## [Your objective]
Copy out each line exactly as it appears.

## [Supplied records]
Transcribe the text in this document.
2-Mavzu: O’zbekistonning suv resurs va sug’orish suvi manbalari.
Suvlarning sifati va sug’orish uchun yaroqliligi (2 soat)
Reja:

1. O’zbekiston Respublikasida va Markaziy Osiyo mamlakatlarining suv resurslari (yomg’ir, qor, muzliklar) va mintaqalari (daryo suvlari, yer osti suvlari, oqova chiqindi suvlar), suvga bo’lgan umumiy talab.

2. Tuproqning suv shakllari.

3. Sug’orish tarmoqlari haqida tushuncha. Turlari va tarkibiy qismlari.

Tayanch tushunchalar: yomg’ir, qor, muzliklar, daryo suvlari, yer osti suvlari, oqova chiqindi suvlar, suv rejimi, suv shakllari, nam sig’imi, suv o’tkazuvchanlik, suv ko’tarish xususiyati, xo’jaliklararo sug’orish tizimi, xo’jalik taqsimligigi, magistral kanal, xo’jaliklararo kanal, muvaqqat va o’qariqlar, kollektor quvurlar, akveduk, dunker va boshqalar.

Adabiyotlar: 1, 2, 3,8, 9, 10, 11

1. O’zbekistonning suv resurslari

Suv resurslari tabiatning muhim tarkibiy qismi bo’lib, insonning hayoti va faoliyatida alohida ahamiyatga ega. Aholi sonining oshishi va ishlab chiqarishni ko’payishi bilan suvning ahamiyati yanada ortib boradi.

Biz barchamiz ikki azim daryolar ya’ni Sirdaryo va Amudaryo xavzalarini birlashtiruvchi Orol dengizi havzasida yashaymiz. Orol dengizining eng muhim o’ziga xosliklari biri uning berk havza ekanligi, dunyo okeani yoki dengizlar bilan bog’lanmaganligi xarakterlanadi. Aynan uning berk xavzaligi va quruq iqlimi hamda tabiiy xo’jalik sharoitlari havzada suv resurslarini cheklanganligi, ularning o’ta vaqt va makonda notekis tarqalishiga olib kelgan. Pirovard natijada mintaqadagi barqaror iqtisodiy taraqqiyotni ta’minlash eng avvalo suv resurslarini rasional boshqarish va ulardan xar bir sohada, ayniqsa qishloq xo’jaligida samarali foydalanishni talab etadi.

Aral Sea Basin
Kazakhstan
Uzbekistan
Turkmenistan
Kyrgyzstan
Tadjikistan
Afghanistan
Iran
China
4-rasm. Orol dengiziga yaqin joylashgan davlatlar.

## [Finished answer]
Transcribe the text in this document.
2-Mavzu: O’zbekistonning suv resurs va sug’orish suvi manbalari.
Suvlarning sifati va sug’orish uchun yaroqliligi (2 soat)
Reja:

1. O’zbekiston Respublikasida va Markaziy Osiyo mamlakatlarining suv resurslari (yomg’ir, qor, muzliklar) va mintaqalari (daryo suvlari, yer osti suvlari, oqova chiqindi suvlar), suvga bo’lgan umumiy talab.

2. Tuproqning suv shakllari.

3. Sug’orish tarmoqlari haqida tushuncha. Turlari va tarkibiy qismlari.

Tayanch tushunchalar: yomg’ir, qor, muzliklar, daryo suvlari, yer osti suvlari, oqova chiqindi suvlar, suv rejimi, suv shakllari, nam sig’imi, suv o’tkazuvchanlik, suv ko’tarish xususiyati, xo’jaliklararo sug’orish tizimi, xo’jalik taqsimligigi, magistral kanal, xo’jaliklararo kanal, muvaqqat va o’qariqlar, kollektor quvurlar, akveduk, dunker va boshqalar.

Adabiyotlar: 1, 2, 3,8, 9, 10, 11

1. O’zbekistonning suv resurslari

Suv resurslari tabiatning muhim tarkibiy qismi bo’lib, insonning hayoti va faoliyatida alohida ahamiyatga ega. Aholi sonining oshishi va ishlab chiqarishni ko’payishi bilan suvning ahamiyati yanada ortib boradi.

Biz barchamiz ikki azim daryolar ya’ni Sirdaryo va Amudaryo xavzalarini birlashtiruvchi Orol dengizi havzasida yashaymiz. Orol dengizining eng muhim o’ziga xosliklari biri uning berk havza ekanligi, dunyo okeani yoki dengizlar bilan bog’lanmaganligi xarakterlanadi. Aynan uning berk xavzaligi va quruq iqlimi hamda tabiiy xo’jalik sharoitlari havzada suv resurslarini cheklanganligi, ularning o’ta vaqt va makonda notekis tarqalishiga olib kelgan. Pirovard natijada mintaqadagi barqaror iqtisodiy taraqqiyotni ta’minlash eng avvalo suv resurslarini rasional boshqarish va ulardan xar bir sohada, ayniqsa qishloq xo’jaligida samarali foydalanishni talab etadi.

Aral Sea Basin
Kazakhstan
Uzbekistan
Turkmenistan
Kyrgyzstan
Tadjikistan
Afghanistan
Iran
China
4-rasm. Orol dengiziga yaqin joylashgan davlatlar.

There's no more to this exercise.